● Aim of the exercise
Copy out the material below, swapping every occurrence of "velocity-echo-column" for "doppler-echo-column" and keeping every other character the same.

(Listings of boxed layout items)

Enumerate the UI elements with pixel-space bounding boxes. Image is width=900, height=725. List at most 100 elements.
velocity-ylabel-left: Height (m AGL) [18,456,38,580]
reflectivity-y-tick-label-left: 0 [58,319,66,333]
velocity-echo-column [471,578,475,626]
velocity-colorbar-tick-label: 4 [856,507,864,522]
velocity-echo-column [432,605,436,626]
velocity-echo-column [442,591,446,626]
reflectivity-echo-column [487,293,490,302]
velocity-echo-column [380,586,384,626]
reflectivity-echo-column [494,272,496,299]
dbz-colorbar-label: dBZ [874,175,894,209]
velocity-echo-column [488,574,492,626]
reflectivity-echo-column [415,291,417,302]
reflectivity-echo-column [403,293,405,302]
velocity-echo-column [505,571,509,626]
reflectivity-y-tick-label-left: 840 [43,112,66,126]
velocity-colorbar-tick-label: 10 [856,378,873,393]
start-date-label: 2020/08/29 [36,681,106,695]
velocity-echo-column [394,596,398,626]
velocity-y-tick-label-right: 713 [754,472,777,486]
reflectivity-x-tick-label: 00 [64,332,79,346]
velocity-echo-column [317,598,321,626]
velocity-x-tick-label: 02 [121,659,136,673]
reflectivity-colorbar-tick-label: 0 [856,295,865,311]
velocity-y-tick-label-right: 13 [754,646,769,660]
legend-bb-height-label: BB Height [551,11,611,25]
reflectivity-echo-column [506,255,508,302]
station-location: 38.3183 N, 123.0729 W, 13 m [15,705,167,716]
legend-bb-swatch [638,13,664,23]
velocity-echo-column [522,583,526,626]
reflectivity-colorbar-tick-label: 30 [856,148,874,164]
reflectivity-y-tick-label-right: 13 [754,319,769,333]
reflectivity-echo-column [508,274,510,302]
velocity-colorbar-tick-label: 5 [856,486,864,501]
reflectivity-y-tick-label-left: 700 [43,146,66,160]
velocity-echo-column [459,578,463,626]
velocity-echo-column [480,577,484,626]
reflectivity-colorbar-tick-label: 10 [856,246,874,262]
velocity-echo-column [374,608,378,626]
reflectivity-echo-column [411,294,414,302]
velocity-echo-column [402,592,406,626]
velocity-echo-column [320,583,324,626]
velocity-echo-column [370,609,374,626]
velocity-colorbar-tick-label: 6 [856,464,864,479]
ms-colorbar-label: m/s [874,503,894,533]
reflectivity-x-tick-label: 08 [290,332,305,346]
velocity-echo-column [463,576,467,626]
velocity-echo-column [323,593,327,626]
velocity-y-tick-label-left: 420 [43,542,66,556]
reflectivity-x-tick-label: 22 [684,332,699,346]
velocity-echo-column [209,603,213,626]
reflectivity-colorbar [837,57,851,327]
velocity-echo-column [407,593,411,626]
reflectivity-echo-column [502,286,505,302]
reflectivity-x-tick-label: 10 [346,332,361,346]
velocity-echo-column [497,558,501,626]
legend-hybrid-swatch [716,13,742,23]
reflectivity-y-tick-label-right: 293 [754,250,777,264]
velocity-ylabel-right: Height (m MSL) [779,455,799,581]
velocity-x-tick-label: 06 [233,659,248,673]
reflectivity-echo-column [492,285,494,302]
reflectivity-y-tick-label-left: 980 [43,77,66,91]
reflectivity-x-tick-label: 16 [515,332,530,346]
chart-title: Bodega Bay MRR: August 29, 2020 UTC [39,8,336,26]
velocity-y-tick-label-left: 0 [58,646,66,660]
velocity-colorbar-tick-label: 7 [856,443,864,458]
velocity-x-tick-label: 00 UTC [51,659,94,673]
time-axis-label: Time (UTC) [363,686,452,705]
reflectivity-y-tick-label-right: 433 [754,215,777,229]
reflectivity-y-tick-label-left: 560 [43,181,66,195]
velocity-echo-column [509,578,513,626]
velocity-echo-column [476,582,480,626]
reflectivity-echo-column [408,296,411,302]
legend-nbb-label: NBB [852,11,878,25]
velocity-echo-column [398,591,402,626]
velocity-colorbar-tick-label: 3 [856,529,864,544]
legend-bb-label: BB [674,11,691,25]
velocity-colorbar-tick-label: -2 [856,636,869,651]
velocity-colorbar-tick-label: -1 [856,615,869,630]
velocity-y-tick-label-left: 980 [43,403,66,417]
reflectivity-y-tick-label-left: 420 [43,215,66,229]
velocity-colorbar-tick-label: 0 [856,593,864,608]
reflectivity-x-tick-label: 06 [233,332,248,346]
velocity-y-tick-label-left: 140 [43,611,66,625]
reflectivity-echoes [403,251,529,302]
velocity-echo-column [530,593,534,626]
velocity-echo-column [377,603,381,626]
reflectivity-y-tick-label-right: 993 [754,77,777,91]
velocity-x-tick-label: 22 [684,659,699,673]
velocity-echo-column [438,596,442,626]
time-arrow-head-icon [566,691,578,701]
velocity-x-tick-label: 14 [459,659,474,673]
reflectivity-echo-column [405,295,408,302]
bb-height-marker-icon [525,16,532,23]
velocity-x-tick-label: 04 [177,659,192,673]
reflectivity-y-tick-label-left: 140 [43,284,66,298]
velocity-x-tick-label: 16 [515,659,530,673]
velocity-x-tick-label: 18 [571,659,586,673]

● Written response
Enumerate the UI elements with pixel-space bounding boxes. Image is width=900, height=725. List at most 100 elements.
velocity-ylabel-left: Height (m AGL) [18,456,38,580]
reflectivity-y-tick-label-left: 0 [58,319,66,333]
doppler-echo-column [471,578,475,626]
velocity-colorbar-tick-label: 4 [856,507,864,522]
doppler-echo-column [432,605,436,626]
doppler-echo-column [442,591,446,626]
reflectivity-echo-column [487,293,490,302]
doppler-echo-column [380,586,384,626]
reflectivity-echo-column [494,272,496,299]
dbz-colorbar-label: dBZ [874,175,894,209]
doppler-echo-column [488,574,492,626]
reflectivity-echo-column [415,291,417,302]
reflectivity-echo-column [403,293,405,302]
doppler-echo-column [505,571,509,626]
reflectivity-y-tick-label-left: 840 [43,112,66,126]
velocity-colorbar-tick-label: 10 [856,378,873,393]
start-date-label: 2020/08/29 [36,681,106,695]
doppler-echo-column [394,596,398,626]
velocity-y-tick-label-right: 713 [754,472,777,486]
reflectivity-x-tick-label: 00 [64,332,79,346]
doppler-echo-column [317,598,321,626]
velocity-x-tick-label: 02 [121,659,136,673]
reflectivity-colorbar-tick-label: 0 [856,295,865,311]
velocity-y-tick-label-right: 13 [754,646,769,660]
legend-bb-height-label: BB Height [551,11,611,25]
reflectivity-echo-column [506,255,508,302]
station-location: 38.3183 N, 123.0729 W, 13 m [15,705,167,716]
legend-bb-swatch [638,13,664,23]
doppler-echo-column [522,583,526,626]
reflectivity-colorbar-tick-label: 30 [856,148,874,164]
reflectivity-y-tick-label-right: 13 [754,319,769,333]
reflectivity-echo-column [508,274,510,302]
velocity-colorbar-tick-label: 5 [856,486,864,501]
reflectivity-y-tick-label-left: 700 [43,146,66,160]
doppler-echo-column [459,578,463,626]
doppler-echo-column [480,577,484,626]
reflectivity-colorbar-tick-label: 10 [856,246,874,262]
doppler-echo-column [374,608,378,626]
reflectivity-echo-column [411,294,414,302]
doppler-echo-column [402,592,406,626]
doppler-echo-column [320,583,324,626]
doppler-echo-column [370,609,374,626]
velocity-colorbar-tick-label: 6 [856,464,864,479]
ms-colorbar-label: m/s [874,503,894,533]
reflectivity-x-tick-label: 08 [290,332,305,346]
doppler-echo-column [463,576,467,626]
doppler-echo-column [323,593,327,626]
velocity-y-tick-label-left: 420 [43,542,66,556]
reflectivity-x-tick-label: 22 [684,332,699,346]
doppler-echo-column [209,603,213,626]
reflectivity-colorbar [837,57,851,327]
doppler-echo-column [407,593,411,626]
reflectivity-echo-column [502,286,505,302]
reflectivity-x-tick-label: 10 [346,332,361,346]
doppler-echo-column [497,558,501,626]
legend-hybrid-swatch [716,13,742,23]
reflectivity-y-tick-label-right: 293 [754,250,777,264]
velocity-ylabel-right: Height (m MSL) [779,455,799,581]
velocity-x-tick-label: 06 [233,659,248,673]
reflectivity-echo-column [492,285,494,302]
reflectivity-y-tick-label-left: 980 [43,77,66,91]
reflectivity-x-tick-label: 16 [515,332,530,346]
chart-title: Bodega Bay MRR: August 29, 2020 UTC [39,8,336,26]
velocity-y-tick-label-left: 0 [58,646,66,660]
velocity-colorbar-tick-label: 7 [856,443,864,458]
velocity-x-tick-label: 00 UTC [51,659,94,673]
time-axis-label: Time (UTC) [363,686,452,705]
reflectivity-y-tick-label-right: 433 [754,215,777,229]
reflectivity-y-tick-label-left: 560 [43,181,66,195]
doppler-echo-column [509,578,513,626]
doppler-echo-column [476,582,480,626]
reflectivity-echo-column [408,296,411,302]
legend-nbb-label: NBB [852,11,878,25]
doppler-echo-column [398,591,402,626]
velocity-colorbar-tick-label: 3 [856,529,864,544]
legend-bb-label: BB [674,11,691,25]
velocity-colorbar-tick-label: -2 [856,636,869,651]
velocity-colorbar-tick-label: -1 [856,615,869,630]
velocity-y-tick-label-left: 980 [43,403,66,417]
reflectivity-y-tick-label-left: 420 [43,215,66,229]
velocity-colorbar-tick-label: 0 [856,593,864,608]
reflectivity-x-tick-label: 06 [233,332,248,346]
velocity-y-tick-label-left: 140 [43,611,66,625]
reflectivity-echoes [403,251,529,302]
doppler-echo-column [530,593,534,626]
doppler-echo-column [377,603,381,626]
reflectivity-y-tick-label-right: 993 [754,77,777,91]
velocity-x-tick-label: 22 [684,659,699,673]
doppler-echo-column [438,596,442,626]
time-arrow-head-icon [566,691,578,701]
velocity-x-tick-label: 14 [459,659,474,673]
reflectivity-echo-column [405,295,408,302]
bb-height-marker-icon [525,16,532,23]
velocity-x-tick-label: 04 [177,659,192,673]
reflectivity-y-tick-label-left: 140 [43,284,66,298]
velocity-x-tick-label: 16 [515,659,530,673]
velocity-x-tick-label: 18 [571,659,586,673]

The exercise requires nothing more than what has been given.